◆ Task objective:
Extract the listing below in full, unchanged.

--- BEGIN Dataset entries ---

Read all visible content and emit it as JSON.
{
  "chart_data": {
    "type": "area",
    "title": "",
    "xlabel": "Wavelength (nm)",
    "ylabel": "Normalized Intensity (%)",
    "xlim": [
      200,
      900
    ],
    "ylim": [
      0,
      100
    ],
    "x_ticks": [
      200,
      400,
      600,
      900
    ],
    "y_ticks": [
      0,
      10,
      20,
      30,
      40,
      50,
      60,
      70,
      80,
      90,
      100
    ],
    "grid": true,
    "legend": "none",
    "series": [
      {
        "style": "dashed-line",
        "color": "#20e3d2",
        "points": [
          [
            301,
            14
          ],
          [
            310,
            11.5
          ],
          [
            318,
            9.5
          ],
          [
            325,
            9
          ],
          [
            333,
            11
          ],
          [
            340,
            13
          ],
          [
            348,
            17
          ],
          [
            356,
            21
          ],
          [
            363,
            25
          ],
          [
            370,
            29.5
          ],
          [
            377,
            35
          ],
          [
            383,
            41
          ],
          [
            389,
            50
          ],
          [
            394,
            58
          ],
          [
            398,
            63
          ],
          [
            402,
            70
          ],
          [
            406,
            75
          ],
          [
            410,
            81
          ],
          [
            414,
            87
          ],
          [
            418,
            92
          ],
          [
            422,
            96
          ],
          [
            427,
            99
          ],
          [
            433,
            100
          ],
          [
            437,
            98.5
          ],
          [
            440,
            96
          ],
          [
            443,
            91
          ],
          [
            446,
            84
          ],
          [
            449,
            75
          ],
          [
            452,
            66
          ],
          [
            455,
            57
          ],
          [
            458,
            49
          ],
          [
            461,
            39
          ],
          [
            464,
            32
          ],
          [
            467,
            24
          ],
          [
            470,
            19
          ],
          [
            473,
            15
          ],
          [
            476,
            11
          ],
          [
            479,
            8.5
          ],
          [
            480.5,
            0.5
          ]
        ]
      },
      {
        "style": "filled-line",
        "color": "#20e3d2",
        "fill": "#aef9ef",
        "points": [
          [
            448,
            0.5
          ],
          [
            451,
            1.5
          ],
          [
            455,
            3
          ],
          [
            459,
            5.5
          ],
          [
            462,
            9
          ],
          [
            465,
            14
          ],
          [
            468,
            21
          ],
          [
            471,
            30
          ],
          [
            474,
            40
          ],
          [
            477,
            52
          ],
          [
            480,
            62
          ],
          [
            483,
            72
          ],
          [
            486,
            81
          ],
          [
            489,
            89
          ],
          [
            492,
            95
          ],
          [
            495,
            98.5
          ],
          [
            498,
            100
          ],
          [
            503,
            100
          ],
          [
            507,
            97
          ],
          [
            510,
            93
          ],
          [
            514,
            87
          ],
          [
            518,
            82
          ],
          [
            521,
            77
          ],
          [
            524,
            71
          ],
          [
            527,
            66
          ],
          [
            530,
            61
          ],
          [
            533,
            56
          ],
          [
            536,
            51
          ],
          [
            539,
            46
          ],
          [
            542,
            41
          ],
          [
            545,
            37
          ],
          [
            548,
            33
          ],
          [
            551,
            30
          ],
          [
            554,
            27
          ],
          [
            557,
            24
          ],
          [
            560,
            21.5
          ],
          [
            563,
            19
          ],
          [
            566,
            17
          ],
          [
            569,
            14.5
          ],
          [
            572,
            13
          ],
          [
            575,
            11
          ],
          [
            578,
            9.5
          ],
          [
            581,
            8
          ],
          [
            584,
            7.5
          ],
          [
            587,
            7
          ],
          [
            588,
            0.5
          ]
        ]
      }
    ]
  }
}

--- END Dataset entries ---

◆ Reply to the task:
Read all visible content and emit it as JSON.
{
  "chart_data": {
    "type": "area",
    "title": "",
    "xlabel": "Wavelength (nm)",
    "ylabel": "Normalized Intensity (%)",
    "xlim": [
      200,
      900
    ],
    "ylim": [
      0,
      100
    ],
    "x_ticks": [
      200,
      400,
      600,
      900
    ],
    "y_ticks": [
      0,
      10,
      20,
      30,
      40,
      50,
      60,
      70,
      80,
      90,
      100
    ],
    "grid": true,
    "legend": "none",
    "series": [
      {
        "style": "dashed-line",
        "color": "#20e3d2",
        "points": [
          [
            301,
            14
          ],
          [
            310,
            11.5
          ],
          [
            318,
            9.5
          ],
          [
            325,
            9
          ],
          [
            333,
            11
          ],
          [
            340,
            13
          ],
          [
            348,
            17
          ],
          [
            356,
            21
          ],
          [
            363,
            25
          ],
          [
            370,
            29.5
          ],
          [
            377,
            35
          ],
          [
            383,
            41
          ],
          [
            389,
            50
          ],
          [
            394,
            58
          ],
          [
            398,
            63
          ],
          [
            402,
            70
          ],
          [
            406,
            75
          ],
          [
            410,
            81
          ],
          [
            414,
            87
          ],
          [
            418,
            92
          ],
          [
            422,
            96
          ],
          [
            427,
            99
          ],
          [
            433,
            100
          ],
          [
            437,
            98.5
          ],
          [
            440,
            96
          ],
          [
            443,
            91
          ],
          [
            446,
            84
          ],
          [
            449,
            75
          ],
          [
            452,
            66
          ],
          [
            455,
            57
          ],
          [
            458,
            49
          ],
          [
            461,
            39
          ],
          [
            464,
            32
          ],
          [
            467,
            24
          ],
          [
            470,
            19
          ],
          [
            473,
            15
          ],
          [
            476,
            11
          ],
          [
            479,
            8.5
          ],
          [
            480.5,
            0.5
          ]
        ]
      },
      {
        "style": "filled-line",
        "color": "#20e3d2",
        "fill": "#aef9ef",
        "points": [
          [
            448,
            0.5
          ],
          [
            451,
            1.5
          ],
          [
            455,
            3
          ],
          [
            459,
            5.5
          ],
          [
            462,
            9
          ],
          [
            465,
            14
          ],
          [
            468,
            21
          ],
          [
            471,
            30
          ],
          [
            474,
            40
          ],
          [
            477,
            52
          ],
          [
            480,
            62
          ],
          [
            483,
            72
          ],
          [
            486,
            81
          ],
          [
            489,
            89
          ],
          [
            492,
            95
          ],
          [
            495,
            98.5
          ],
          [
            498,
            100
          ],
          [
            503,
            100
          ],
          [
            507,
            97
          ],
          [
            510,
            93
          ],
          [
            514,
            87
          ],
          [
            518,
            82
          ],
          [
            521,
            77
          ],
          [
            524,
            71
          ],
          [
            527,
            66
          ],
          [
            530,
            61
          ],
          [
            533,
            56
          ],
          [
            536,
            51
          ],
          [
            539,
            46
          ],
          [
            542,
            41
          ],
          [
            545,
            37
          ],
          [
            548,
            33
          ],
          [
            551,
            30
          ],
          [
            554,
            27
          ],
          [
            557,
            24
          ],
          [
            560,
            21.5
          ],
          [
            563,
            19
          ],
          [
            566,
            17
          ],
          [
            569,
            14.5
          ],
          [
            572,
            13
          ],
          [
            575,
            11
          ],
          [
            578,
            9.5
          ],
          [
            581,
            8
          ],
          [
            584,
            7.5
          ],
          [
            587,
            7
          ],
          [
            588,
            0.5
          ]
        ]
      }
    ]
  }
}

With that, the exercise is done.